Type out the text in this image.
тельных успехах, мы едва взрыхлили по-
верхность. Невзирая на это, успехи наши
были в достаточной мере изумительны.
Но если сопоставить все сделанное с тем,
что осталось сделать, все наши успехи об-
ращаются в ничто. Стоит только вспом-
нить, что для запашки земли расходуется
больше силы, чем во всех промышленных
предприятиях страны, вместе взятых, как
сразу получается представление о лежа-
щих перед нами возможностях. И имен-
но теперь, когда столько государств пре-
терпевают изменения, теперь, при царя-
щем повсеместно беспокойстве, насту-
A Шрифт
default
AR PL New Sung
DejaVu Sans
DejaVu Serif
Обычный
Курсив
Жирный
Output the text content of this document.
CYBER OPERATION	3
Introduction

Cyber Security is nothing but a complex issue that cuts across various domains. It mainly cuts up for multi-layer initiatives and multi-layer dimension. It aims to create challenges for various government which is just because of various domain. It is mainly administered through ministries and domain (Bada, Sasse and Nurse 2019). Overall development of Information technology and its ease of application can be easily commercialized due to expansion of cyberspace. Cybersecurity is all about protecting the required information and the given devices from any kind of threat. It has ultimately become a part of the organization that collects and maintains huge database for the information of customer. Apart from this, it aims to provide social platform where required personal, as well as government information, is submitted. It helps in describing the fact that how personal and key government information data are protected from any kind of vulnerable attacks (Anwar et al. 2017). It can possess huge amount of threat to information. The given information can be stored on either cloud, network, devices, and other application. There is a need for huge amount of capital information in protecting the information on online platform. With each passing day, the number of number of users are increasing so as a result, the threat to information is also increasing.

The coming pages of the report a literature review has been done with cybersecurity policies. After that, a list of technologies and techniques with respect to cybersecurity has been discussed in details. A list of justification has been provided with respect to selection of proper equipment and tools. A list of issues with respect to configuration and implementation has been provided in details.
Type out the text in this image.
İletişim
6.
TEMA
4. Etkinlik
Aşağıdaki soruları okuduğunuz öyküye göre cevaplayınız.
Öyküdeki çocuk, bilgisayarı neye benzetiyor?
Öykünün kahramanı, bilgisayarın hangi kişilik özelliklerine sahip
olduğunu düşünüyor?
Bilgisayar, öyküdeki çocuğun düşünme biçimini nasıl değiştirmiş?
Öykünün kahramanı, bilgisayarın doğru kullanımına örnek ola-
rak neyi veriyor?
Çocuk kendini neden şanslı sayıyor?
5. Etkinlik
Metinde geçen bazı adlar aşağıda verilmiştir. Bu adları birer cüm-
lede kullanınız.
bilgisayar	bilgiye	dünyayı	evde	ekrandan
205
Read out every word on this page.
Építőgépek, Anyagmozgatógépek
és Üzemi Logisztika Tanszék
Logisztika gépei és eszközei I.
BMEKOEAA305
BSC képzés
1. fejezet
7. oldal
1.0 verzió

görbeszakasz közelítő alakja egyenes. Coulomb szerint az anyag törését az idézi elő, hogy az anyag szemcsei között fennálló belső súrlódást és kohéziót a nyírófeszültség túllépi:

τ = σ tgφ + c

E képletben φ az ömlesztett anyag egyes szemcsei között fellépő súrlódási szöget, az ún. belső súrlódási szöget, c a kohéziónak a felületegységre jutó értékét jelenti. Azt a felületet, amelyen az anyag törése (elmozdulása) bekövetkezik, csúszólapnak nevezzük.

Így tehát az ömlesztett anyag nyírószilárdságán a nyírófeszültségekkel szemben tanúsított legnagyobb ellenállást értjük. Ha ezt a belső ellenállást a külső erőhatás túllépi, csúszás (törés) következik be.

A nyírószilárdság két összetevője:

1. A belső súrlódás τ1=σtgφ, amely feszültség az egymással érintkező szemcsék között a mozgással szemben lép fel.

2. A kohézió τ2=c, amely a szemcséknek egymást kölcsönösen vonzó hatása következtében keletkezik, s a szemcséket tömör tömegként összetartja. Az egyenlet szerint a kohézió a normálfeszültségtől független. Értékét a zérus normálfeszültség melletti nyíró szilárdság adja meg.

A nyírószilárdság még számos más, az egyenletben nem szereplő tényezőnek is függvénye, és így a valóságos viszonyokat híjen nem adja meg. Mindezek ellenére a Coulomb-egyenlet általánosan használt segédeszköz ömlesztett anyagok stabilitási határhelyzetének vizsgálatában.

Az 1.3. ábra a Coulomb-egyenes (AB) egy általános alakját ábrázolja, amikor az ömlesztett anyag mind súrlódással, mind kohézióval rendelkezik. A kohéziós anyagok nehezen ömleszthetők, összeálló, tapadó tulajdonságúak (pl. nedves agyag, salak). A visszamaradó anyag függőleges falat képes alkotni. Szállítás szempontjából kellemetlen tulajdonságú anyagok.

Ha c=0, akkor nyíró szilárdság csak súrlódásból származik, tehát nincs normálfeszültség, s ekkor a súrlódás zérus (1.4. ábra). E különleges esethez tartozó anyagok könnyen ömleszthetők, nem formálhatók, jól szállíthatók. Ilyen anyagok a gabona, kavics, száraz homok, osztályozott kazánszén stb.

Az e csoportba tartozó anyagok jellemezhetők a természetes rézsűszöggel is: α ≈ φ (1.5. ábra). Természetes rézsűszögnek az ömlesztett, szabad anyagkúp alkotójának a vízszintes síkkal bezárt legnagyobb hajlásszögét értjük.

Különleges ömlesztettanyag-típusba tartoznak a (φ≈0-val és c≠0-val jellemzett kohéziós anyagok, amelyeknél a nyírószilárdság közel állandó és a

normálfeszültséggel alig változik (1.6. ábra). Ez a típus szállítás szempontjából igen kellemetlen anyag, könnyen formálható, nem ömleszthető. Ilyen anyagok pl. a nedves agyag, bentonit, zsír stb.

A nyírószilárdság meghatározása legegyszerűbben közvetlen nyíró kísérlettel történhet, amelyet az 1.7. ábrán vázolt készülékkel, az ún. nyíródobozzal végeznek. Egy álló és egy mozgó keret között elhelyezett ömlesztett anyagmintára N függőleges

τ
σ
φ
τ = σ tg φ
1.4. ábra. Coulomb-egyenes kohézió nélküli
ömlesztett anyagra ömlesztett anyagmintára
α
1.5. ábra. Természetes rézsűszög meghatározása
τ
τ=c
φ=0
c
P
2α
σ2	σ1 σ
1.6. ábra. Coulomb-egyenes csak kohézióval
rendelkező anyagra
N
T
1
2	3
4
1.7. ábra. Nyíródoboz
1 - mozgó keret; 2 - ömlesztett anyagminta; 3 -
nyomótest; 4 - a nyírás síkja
★ ★ ★ ★ ★ ★ ★
=== What you will do ===
State, as a number only, how many lines in the entries include "mozgó".

=== Task solution ===
2